_The task_.
Examine the entries and show every line in which the word "意思对即可" is found.

-=-=-

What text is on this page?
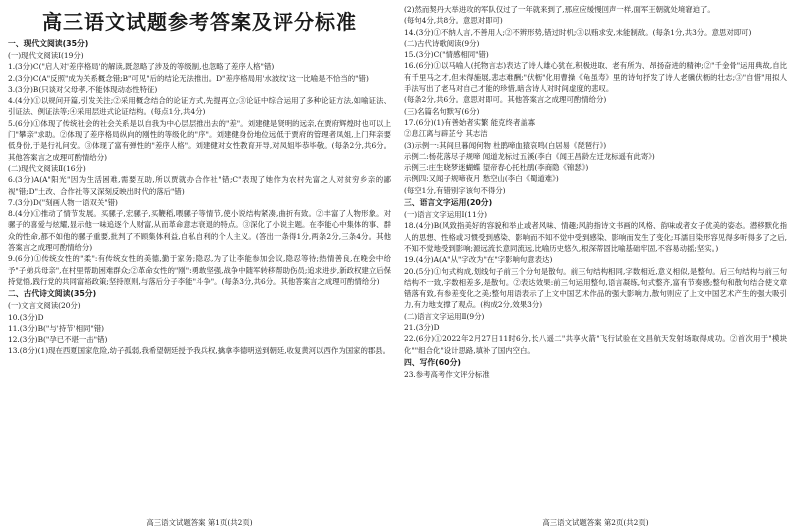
高三语文试题参考答案及评分标准
一、现代文阅读(35分)
(一)现代文阅读Ⅰ(19分)
1.(3分)C("启人对'差序格局'的解读,既忽略了涉及的等级制,也忽略了差序人格"错)
2.(3分)C(A"反照"成为关系概念错;B"可见"后的结论无法推出。D"差序格局用'水波纹'这一比喻是不恰当的"错)
3.(3分)B(只谈对父母孝,不能体现动态性特征)
4.(4分)①以规问开篇,引发关注;②采用概念结合的论证方式,先提再立;③论证中综合运用了多种论证方法,如喻证法、引证法、例证法等;④采用层进式论证结构。(每点1分,共4分)
5.(6分)①体现了传统社会的社会关系是以自我为中心层层推出去的"差"。刘建健是贤明的远亲,在贾府辉煌时也可以上门"攀亲"求助。②体现了差序格局纵向的刚性的等级化的"序"。刘建健身份地位远低于贾府的管理者凤姐,上门拜亲要低身份,于是行礼问安。③体现了富有弹性的"差序人格"。刘建健对女性教育开导,对凤姐毕恭毕敬。(每条2分,共6分。其他答案言之成理可酌情给分)
(二)现代文阅读Ⅱ(16分)
6.(3分)A(A"阳光"因为生活困难,需要互助,所以贾就办合作社"错;C"表现了她作为农村先富之人对贫穷乡亲的鄙视"错;D"土改、合作社等又深刻反映出时代的落后"错)
7.(3分)D("刻画人物一语双关"错)
8.(4分)①推动了情节发展。买骡子,宏骡子,买鞭稻,喂骡子等情节,使小说结构紧凑,曲折有致。②丰富了人物形象。对骡子的喜爱与炫耀,显示他一味追逐个人财富,从而革命意志衰退的特点。③深化了小说主题。在李能心中集体的事、群众的性命,都不如他的骡子重要,批判了不顾集体利益,自私自利的个人主义。(答出一条得1分,两条2分,三条4分。其他答案言之成理可酌情给分)
9.(6分)①传统女性的"柔":有传统女性的美德,勤于家务;隐忍,为了让李能参加会议,隐忍等待;热情善良,在晚会中给予"子弟兵母亲",在村里帮助困难群众;②革命女性的"刚":勇敢坚强,战争中随军转移帮助伤员;追求进步,新政权建立后保持觉悟,践行党的共同富裕政策;坚持原则,与落后分子李能"斗争"。(每条3分,共6分。其他答案言之成理可酌情给分)
二、古代诗文阅读(35分)
(一)文言文阅读(20分)
10.(3分)D
11.(3分)B("与'持节'相同"错)
12.(3分)B("孕已不堪一击"错)
13.(8分)(1)现在西夏国家危险,幼子孤弱,我希望朝廷授予我兵权,擒拿李德明送到朝廷,收复黄河以西作为国家的郡县。
(2)然而契丹大举进攻的军队仅过了一年就来到了,那应应缓慢回声一样,面军王朝就处境窘迫了。
(每句4分,共8分。意思对即可)
14.(3分)①不纳人言,不善用人;②不辨形势,错过时机;③以贿求安,未能制敌。(每条1分,共3分。意思对即可)
(二)古代诗歌阅读(9分)
15.(3分)C("情感相同"错)
16.(6分)①以马喻人(托物言志)表达了诗人雄心犹在,积极进取、老有所为、昂扬奋进的精神;②"千金骨"运用典故,自比有千里马之才,但未得施展,悲志难酬;"伏枥"化用曹操《龟虽寿》里的诗句抒发了诗人老骥伏枥的壮志;③"自惜"用拟人手法写出了老马对自己才能的珍惜,暗含诗人对时间虚度的悲叹。
(每条2分,共6分。意思对即可。其他答案言之成理可酌情给分)
(三)名篇名句默写(6分)
17.(6分)(1)有善始者实繁 能克终者盖寡
②息江离与辟芷兮 其志洁
(3)示例一:其间旦暮闻何物 杜鹃啼血猿哀鸣(白居易《琵琶行》)
示例二:杨花落尽子规啼 闻道龙标过五溪(李白《闻王昌龄左迁龙标遥有此寄》)
示例三:庄生晓梦迷蝴蝶 望帝春心托杜鹃(李商隐《锦瑟》)
示例四:又闻子规啼夜月 愁空山(李白《蜀道难》)
(每空1分,有错别字该句不得分)
三、语言文字运用(20分)
(一)语言文字运用Ⅰ(11分)
18.(4分)B(风致指美好的容貌和举止或者风味、情趣;风韵指诗文书画的风格、韵味或者女子优美的姿态。潜移默化指人的思想、性格或习惯受到感染、影响而不知不觉中受到感染、影响而发生了变化;耳濡目染形容见得多听得多了之后,不知不觉地受到影响;源远流长意同流远,比喻历史悠久,根深蒂固比喻基础牢固,不容易动摇;坚实。)
19.(4分)A(A"从"字改为"在"字影响句意表达)
20.(5分)①句式构成,划线句子前三个分句是散句。前三句结构相同,字数相近,意义相似,是整句。后三句结构与前三句结构不一致,字数相差多,是散句。②表达效果:前三句运用整句,语言凝练,句式整齐,富有节奏感;整句和散句结合使文章错落有致,有参差变化之美;整句用语表示了上文中国艺术作品的强大影响力,散句则应了上文中国艺术产生的强大吸引力,有力地支撑了观点。(构成2分,效果3分)
(二)语言文字运用Ⅱ(9分)
21.(3分)D
22.(6分)①2022年2月27日11时6分,长八遥二"共享火箭"飞行试验在文昌航天发射场取得成功。②首次用于"模块化""组合化"设计思路,填补了国内空白。
四、写作(60分)
23.参考高考作文评分标准
高三语文试题答案 第1页(共2页)	高三语文试题答案 第2页(共2页)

-=-=-

_Answer to this task_.
(每句4分,共8分。意思对即可)
14.(3分)①不纳人言,不善用人;②不辨形势,错过时机;③以贿求安,未能制敌。(每条1分,共3分。意思对即可)
(每条2分,共6分。意思对即可。其他答案言之成理可酌情给分)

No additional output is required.